▸ **EXERCISE OBJECTIVE**
Search the material below for the word "Aurora" and copy every line in which it occurs.

[Begin]

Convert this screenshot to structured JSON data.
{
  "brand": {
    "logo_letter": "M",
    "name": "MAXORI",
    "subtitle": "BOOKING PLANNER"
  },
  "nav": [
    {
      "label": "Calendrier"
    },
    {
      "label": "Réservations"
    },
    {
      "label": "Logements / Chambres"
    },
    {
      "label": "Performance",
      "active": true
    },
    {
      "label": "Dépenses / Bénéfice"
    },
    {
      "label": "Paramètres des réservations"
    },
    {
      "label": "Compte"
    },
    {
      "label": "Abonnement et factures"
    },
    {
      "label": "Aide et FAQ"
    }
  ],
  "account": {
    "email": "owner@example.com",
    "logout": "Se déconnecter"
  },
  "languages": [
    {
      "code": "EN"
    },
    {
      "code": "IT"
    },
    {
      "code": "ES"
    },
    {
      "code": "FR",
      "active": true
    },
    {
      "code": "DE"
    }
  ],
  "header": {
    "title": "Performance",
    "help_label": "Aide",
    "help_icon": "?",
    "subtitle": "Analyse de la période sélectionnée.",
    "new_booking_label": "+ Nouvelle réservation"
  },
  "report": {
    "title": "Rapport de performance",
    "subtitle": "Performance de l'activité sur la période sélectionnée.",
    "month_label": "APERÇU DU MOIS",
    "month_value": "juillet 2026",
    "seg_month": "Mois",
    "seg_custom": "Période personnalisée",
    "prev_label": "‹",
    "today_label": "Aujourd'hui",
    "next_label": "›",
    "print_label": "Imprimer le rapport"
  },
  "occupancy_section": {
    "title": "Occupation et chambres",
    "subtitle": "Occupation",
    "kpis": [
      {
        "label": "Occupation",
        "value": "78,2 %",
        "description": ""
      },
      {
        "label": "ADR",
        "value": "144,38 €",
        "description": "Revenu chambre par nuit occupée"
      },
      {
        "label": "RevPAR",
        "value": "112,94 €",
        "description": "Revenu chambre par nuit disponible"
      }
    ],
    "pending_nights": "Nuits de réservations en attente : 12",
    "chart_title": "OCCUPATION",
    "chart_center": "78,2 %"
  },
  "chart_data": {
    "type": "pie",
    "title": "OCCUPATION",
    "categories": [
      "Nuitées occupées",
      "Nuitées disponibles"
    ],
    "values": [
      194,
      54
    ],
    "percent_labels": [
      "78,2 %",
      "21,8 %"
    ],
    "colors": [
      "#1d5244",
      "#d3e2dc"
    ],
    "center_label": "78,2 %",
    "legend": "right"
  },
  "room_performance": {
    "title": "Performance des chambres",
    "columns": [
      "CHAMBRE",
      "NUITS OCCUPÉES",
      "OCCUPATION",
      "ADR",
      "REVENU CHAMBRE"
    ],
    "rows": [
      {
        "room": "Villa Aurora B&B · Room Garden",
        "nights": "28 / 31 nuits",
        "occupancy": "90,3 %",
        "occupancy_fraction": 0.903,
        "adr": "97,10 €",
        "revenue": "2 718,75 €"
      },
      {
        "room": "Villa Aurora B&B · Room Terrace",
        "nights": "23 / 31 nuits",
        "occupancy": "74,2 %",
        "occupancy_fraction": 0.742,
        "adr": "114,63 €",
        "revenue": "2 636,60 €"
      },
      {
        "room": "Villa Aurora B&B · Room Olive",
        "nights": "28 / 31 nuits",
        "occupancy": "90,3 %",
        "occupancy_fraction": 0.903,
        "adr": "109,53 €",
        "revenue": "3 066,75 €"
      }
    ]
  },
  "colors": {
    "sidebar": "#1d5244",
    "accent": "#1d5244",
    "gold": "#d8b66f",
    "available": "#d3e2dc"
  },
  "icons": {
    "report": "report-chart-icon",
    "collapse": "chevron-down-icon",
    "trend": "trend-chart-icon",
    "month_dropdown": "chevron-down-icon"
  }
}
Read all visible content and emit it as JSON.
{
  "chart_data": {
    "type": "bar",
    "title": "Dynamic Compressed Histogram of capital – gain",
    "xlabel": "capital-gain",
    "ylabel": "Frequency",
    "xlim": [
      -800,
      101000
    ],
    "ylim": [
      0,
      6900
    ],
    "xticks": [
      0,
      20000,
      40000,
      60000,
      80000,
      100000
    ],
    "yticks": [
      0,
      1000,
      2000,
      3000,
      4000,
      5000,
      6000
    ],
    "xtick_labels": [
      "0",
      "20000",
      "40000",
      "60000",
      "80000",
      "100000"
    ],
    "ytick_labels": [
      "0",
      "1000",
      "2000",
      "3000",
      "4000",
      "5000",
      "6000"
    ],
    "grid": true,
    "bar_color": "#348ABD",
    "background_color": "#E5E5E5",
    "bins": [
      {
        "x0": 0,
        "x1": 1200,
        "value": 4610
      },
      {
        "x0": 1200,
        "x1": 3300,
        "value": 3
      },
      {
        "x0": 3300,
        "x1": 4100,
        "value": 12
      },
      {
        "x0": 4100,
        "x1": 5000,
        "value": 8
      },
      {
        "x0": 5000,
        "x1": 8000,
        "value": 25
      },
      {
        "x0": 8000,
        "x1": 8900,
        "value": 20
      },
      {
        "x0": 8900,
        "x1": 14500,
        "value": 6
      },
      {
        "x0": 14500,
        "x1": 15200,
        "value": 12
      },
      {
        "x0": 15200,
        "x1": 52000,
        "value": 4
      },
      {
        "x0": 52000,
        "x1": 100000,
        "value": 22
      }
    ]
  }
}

[End]

▸ **SOLUTION TO THE EXERCISE**
        "room": "Villa Aurora B&B · Room Garden",
        "room": "Villa Aurora B&B · Room Terrace",
        "room": "Villa Aurora B&B · Room Olive",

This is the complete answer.